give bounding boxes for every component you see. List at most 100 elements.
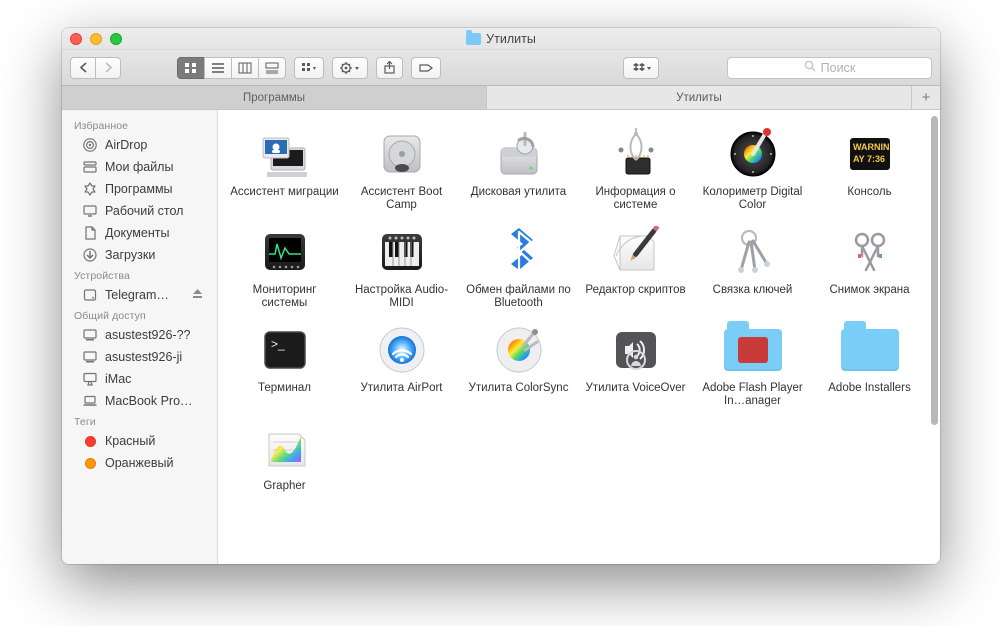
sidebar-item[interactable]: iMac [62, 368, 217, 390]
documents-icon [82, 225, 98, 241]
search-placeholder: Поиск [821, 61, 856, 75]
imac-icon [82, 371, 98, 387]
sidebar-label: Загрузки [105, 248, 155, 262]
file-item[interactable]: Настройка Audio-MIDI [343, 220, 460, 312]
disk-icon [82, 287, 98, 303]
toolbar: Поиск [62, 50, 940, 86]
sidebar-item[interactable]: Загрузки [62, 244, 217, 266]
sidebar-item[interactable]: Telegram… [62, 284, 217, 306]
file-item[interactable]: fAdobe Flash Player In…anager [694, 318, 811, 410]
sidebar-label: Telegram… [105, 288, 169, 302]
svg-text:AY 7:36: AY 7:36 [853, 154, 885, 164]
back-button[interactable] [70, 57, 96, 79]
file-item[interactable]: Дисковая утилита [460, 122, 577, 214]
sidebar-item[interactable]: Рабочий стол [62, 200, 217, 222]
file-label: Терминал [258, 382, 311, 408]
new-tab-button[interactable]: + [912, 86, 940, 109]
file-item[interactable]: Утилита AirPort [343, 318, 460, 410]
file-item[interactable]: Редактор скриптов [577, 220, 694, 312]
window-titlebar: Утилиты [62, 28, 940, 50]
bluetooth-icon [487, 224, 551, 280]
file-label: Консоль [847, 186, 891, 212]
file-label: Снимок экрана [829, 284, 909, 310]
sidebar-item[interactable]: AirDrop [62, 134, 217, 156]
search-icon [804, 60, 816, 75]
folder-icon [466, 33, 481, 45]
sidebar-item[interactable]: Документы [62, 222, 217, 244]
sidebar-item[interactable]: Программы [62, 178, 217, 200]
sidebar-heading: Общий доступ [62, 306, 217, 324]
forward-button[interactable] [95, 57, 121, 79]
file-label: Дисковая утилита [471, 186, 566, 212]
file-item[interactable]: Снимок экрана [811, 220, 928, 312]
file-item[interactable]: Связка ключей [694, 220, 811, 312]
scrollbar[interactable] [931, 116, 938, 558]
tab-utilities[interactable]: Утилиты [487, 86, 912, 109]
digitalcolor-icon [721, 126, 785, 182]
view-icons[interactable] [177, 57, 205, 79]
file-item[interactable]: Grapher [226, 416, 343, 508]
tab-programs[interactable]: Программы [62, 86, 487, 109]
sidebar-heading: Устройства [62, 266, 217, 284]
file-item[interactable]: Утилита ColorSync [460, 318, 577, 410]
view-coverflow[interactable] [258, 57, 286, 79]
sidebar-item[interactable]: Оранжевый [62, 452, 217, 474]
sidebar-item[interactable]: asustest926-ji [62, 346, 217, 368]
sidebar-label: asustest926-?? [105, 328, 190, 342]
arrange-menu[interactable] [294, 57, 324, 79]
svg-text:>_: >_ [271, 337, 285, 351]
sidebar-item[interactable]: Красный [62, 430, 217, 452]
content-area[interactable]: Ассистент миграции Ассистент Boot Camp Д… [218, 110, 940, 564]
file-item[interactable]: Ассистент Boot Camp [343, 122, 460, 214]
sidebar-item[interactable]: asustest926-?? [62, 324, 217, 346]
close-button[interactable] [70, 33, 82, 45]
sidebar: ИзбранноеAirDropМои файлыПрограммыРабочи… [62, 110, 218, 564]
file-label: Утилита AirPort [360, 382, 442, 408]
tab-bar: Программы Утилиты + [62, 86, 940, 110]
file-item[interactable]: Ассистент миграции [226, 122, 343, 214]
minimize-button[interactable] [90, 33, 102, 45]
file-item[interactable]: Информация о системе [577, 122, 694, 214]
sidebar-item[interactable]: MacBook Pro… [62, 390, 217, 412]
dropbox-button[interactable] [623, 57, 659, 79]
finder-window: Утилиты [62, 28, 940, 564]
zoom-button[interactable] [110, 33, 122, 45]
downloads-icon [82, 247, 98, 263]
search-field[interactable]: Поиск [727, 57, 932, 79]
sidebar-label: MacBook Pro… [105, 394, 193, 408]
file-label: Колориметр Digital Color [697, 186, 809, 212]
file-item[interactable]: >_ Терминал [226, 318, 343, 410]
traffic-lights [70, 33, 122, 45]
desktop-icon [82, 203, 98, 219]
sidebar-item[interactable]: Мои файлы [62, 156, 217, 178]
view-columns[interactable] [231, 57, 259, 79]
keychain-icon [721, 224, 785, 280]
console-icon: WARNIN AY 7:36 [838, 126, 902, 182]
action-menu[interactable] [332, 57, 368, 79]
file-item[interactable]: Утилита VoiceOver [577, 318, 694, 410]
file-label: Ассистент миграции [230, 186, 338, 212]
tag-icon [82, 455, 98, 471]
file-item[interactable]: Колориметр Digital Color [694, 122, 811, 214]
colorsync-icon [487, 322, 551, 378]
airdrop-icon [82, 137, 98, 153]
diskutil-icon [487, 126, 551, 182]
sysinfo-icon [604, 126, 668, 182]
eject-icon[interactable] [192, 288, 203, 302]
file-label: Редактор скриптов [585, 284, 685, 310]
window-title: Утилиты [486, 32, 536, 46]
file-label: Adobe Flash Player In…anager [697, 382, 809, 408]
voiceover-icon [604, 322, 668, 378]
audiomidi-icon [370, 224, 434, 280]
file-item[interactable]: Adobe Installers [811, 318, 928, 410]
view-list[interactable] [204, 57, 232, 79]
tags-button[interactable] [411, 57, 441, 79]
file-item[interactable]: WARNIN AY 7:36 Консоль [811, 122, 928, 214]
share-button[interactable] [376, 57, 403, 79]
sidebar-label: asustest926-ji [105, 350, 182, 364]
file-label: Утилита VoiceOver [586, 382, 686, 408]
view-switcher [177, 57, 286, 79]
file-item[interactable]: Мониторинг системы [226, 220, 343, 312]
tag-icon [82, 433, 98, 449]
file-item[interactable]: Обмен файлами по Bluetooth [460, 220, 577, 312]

● ● ● ●

### PROBLEM TO SOLVE
Format the lines above as a JSON list of strings, with one string for each line. Omit blank lines and leave the pictures out.

### WRITTEN ANSWER
[
  "give bounding boxes for every component you see. List at most 100 elements.",
  "sidebar-item[interactable]: iMac [62, 368, 217, 390]",
  "documents-icon [82, 225, 98, 241]",
  "search-placeholder: Поиск [821, 61, 856, 75]",
  "imac-icon [82, 371, 98, 387]",
  "sidebar-label: Загрузки [105, 248, 155, 262]",
  "file-item[interactable]: Настройка Audio-MIDI [343, 220, 460, 312]",
  "disk-icon [82, 287, 98, 303]",
  "toolbar: Поиск [62, 50, 940, 86]",
  "sidebar-item[interactable]: Загрузки [62, 244, 217, 266]",
  "sidebar-item[interactable]: Telegram… [62, 284, 217, 306]",
  "file-item[interactable]: fAdobe Flash Player In…anager [694, 318, 811, 410]",
  "sidebar-label: Telegram… [105, 288, 169, 302]",
  "svg-text:AY 7:36: AY 7:36 [853, 154, 885, 164]",
  "back-button[interactable] [70, 57, 96, 79]",
  "file-item[interactable]: Дисковая утилита [460, 122, 577, 214]",
  "sidebar-item[interactable]: Рабочий стол [62, 200, 217, 222]",
  "file-label: Терминал [258, 382, 311, 408]",
  "new-tab-button[interactable]: + [912, 86, 940, 109]",
  "file-item[interactable]: Утилита AirPort [343, 318, 460, 410]",
  "file-item[interactable]: Редактор скриптов [577, 220, 694, 312]",
  "window-titlebar: Утилиты [62, 28, 940, 50]",
  "bluetooth-icon [487, 224, 551, 280]",
  "file-label: Консоль [847, 186, 891, 212]",
  "file-label: Снимок экрана [829, 284, 909, 310]",
  "sidebar-item[interactable]: AirDrop [62, 134, 217, 156]",
  "search-icon [804, 60, 816, 75]",
  "folder-icon [466, 33, 481, 45]",
  "sidebar-item[interactable]: Документы [62, 222, 217, 244]",
  "sidebar-item[interactable]: Программы [62, 178, 217, 200]",
  "sidebar-heading: Общий доступ [62, 306, 217, 324]",
  "forward-button[interactable] [95, 57, 121, 79]",
  "file-label: Дисковая утилита [471, 186, 566, 212]",
  "file-item[interactable]: Снимок экрана [811, 220, 928, 312]",
  "file-item[interactable]: Связка ключей [694, 220, 811, 312]",
  "scrollbar[interactable] [931, 116, 938, 558]",
  "tab-utilities[interactable]: Утилиты [487, 86, 912, 109]",
  "digitalcolor-icon [721, 126, 785, 182]",
  "view-icons[interactable] [177, 57, 205, 79]",
  "file-item[interactable]: Grapher [226, 416, 343, 508]",
  "tab-programs[interactable]: Программы [62, 86, 487, 109]",
  "sidebar-heading: Устройства [62, 266, 217, 284]",
  "file-item[interactable]: Утилита ColorSync [460, 318, 577, 410]",
  "view-coverflow[interactable] [258, 57, 286, 79]",
  "sidebar-item[interactable]: Оранжевый [62, 452, 217, 474]",
  "sidebar-item[interactable]: asustest926-ji [62, 346, 217, 368]",
  "sidebar-label: asustest926-?? [105, 328, 190, 342]",
  "arrange-menu[interactable] [294, 57, 324, 79]",
  "svg-text:>_: >_ [271, 337, 285, 351]",
  "sidebar-item[interactable]: Красный [62, 430, 217, 452]",
  "content-area[interactable]: Ассистент миграции Ассистент Boot Camp Д… [218, 110, 940, 564]",
  "file-item[interactable]: Ассистент Boot Camp [343, 122, 460, 214]",
  "sidebar-item[interactable]: asustest926-?? [62, 324, 217, 346]",
  "close-button[interactable] [70, 33, 82, 45]",
  "sidebar: ИзбранноеAirDropМои файлыПрограммыРабочи… [62, 110, 218, 564]",
  "file-label: Утилита AirPort [360, 382, 442, 408]",
  "tab-bar: Программы Утилиты + [62, 86, 940, 110]",
  "file-item[interactable]: Ассистент миграции [226, 122, 343, 214]",
  "minimize-button[interactable] [90, 33, 102, 45]",
  "file-item[interactable]: Информация о системе [577, 122, 694, 214]",
  "sidebar-item[interactable]: MacBook Pro… [62, 390, 217, 412]",
  "dropbox-button[interactable] [623, 57, 659, 79]",
  "finder-window: Утилиты [62, 28, 940, 564]",
  "zoom-button[interactable] [110, 33, 122, 45]",
  "downloads-icon [82, 247, 98, 263]",
  "search-field[interactable]: Поиск [727, 57, 932, 79]",
  "sidebar-label: MacBook Pro… [105, 394, 193, 408]",
  "file-label: Колориметр Digital Color [697, 186, 809, 212]",
  "file-item[interactable]: >_ Терминал [226, 318, 343, 410]",
  "traffic-lights [70, 33, 122, 45]",
  "desktop-icon [82, 203, 98, 219]",
  "sidebar-item[interactable]: Мои файлы [62, 156, 217, 178]",
  "view-columns[interactable] [231, 57, 259, 79]",
  "keychain-icon [721, 224, 785, 280]",
  "console-icon: WARNIN AY 7:36 [838, 126, 902, 182]",
  "action-menu[interactable] [332, 57, 368, 79]",
  "file-item[interactable]: Утилита VoiceOver [577, 318, 694, 410]",
  "file-label: Ассистент миграции [230, 186, 338, 212]",
  "tag-icon [82, 455, 98, 471]",
  "file-item[interactable]: Колориметр Digital Color [694, 122, 811, 214]",
  "colorsync-icon [487, 322, 551, 378]",
  "airdrop-icon [82, 137, 98, 153]",
  "diskutil-icon [487, 126, 551, 182]",
  "sysinfo-icon [604, 126, 668, 182]",
  "eject-icon[interactable] [192, 288, 203, 302]",
  "file-label: Редактор скриптов [585, 284, 685, 310]",
  "window-title: Утилиты [486, 32, 536, 46]",
  "file-label: Adobe Flash Player In…anager [697, 382, 809, 408]",
  "voiceover-icon [604, 322, 668, 378]",
  "audiomidi-icon [370, 224, 434, 280]",
  "file-item[interactable]: Adobe Installers [811, 318, 928, 410]",
  "view-list[interactable] [204, 57, 232, 79]",
  "tags-button[interactable] [411, 57, 441, 79]",
  "file-item[interactable]: WARNIN AY 7:36 Консоль [811, 122, 928, 214]",
  "share-button[interactable] [376, 57, 403, 79]",
  "sidebar-label: asustest926-ji [105, 350, 182, 364]",
  "file-label: Утилита VoiceOver [586, 382, 686, 408]",
  "view-switcher [177, 57, 286, 79]",
  "file-item[interactable]: Мониторинг системы [226, 220, 343, 312]",
  "tag-icon [82, 433, 98, 449]",
  "file-item[interactable]: Обмен файлами по Bluetooth [460, 220, 577, 312]"
]